What is expected
Reproduce each line of the material precisely.

Source records
_____

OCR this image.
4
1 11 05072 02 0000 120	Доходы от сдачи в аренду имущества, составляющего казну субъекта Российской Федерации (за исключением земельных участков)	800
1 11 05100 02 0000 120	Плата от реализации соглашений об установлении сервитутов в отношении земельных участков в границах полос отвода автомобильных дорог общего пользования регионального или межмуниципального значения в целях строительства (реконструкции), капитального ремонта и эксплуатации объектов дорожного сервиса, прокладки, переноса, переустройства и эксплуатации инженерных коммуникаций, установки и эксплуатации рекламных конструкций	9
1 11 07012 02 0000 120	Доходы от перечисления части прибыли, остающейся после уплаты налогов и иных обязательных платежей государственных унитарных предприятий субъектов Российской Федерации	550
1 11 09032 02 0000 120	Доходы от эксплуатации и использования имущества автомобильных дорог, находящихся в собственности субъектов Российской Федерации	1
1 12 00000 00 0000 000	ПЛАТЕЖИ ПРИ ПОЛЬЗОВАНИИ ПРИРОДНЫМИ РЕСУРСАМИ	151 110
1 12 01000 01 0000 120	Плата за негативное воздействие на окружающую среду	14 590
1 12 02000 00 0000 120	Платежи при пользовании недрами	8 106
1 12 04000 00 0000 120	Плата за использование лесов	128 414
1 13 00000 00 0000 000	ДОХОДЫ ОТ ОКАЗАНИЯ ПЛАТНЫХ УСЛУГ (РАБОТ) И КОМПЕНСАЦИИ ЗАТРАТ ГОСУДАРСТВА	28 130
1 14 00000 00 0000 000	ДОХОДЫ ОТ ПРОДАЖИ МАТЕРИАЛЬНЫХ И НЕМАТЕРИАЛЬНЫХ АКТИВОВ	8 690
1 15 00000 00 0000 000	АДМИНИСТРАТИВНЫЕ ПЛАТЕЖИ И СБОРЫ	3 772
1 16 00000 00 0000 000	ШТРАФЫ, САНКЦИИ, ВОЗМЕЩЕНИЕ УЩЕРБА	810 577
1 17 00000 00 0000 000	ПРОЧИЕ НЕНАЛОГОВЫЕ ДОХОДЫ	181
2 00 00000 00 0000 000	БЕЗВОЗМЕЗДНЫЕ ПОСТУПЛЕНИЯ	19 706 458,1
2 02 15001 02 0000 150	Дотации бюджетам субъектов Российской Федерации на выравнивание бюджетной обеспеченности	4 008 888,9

_____

Task response
OCR this image.
4
1 11 05072 02 0000 120	Доходы от сдачи в аренду имущества, составляющего казну субъекта Российской Федерации (за исключением земельных участков)	800
1 11 05100 02 0000 120	Плата от реализации соглашений об установлении сервитутов в отношении земельных участков в границах полос отвода автомобильных дорог общего пользования регионального или межмуниципального значения в целях строительства (реконструкции), капитального ремонта и эксплуатации объектов дорожного сервиса, прокладки, переноса, переустройства и эксплуатации инженерных коммуникаций, установки и эксплуатации рекламных конструкций	9
1 11 07012 02 0000 120	Доходы от перечисления части прибыли, остающейся после уплаты налогов и иных обязательных платежей государственных унитарных предприятий субъектов Российской Федерации	550
1 11 09032 02 0000 120	Доходы от эксплуатации и использования имущества автомобильных дорог, находящихся в собственности субъектов Российской Федерации	1
1 12 00000 00 0000 000	ПЛАТЕЖИ ПРИ ПОЛЬЗОВАНИИ ПРИРОДНЫМИ РЕСУРСАМИ	151 110
1 12 01000 01 0000 120	Плата за негативное воздействие на окружающую среду	14 590
1 12 02000 00 0000 120	Платежи при пользовании недрами	8 106
1 12 04000 00 0000 120	Плата за использование лесов	128 414
1 13 00000 00 0000 000	ДОХОДЫ ОТ ОКАЗАНИЯ ПЛАТНЫХ УСЛУГ (РАБОТ) И КОМПЕНСАЦИИ ЗАТРАТ ГОСУДАРСТВА	28 130
1 14 00000 00 0000 000	ДОХОДЫ ОТ ПРОДАЖИ МАТЕРИАЛЬНЫХ И НЕМАТЕРИАЛЬНЫХ АКТИВОВ	8 690
1 15 00000 00 0000 000	АДМИНИСТРАТИВНЫЕ ПЛАТЕЖИ И СБОРЫ	3 772
1 16 00000 00 0000 000	ШТРАФЫ, САНКЦИИ, ВОЗМЕЩЕНИЕ УЩЕРБА	810 577
1 17 00000 00 0000 000	ПРОЧИЕ НЕНАЛОГОВЫЕ ДОХОДЫ	181
2 00 00000 00 0000 000	БЕЗВОЗМЕЗДНЫЕ ПОСТУПЛЕНИЯ	19 706 458,1
2 02 15001 02 0000 150	Дотации бюджетам субъектов Российской Федерации на выравнивание бюджетной обеспеченности	4 008 888,9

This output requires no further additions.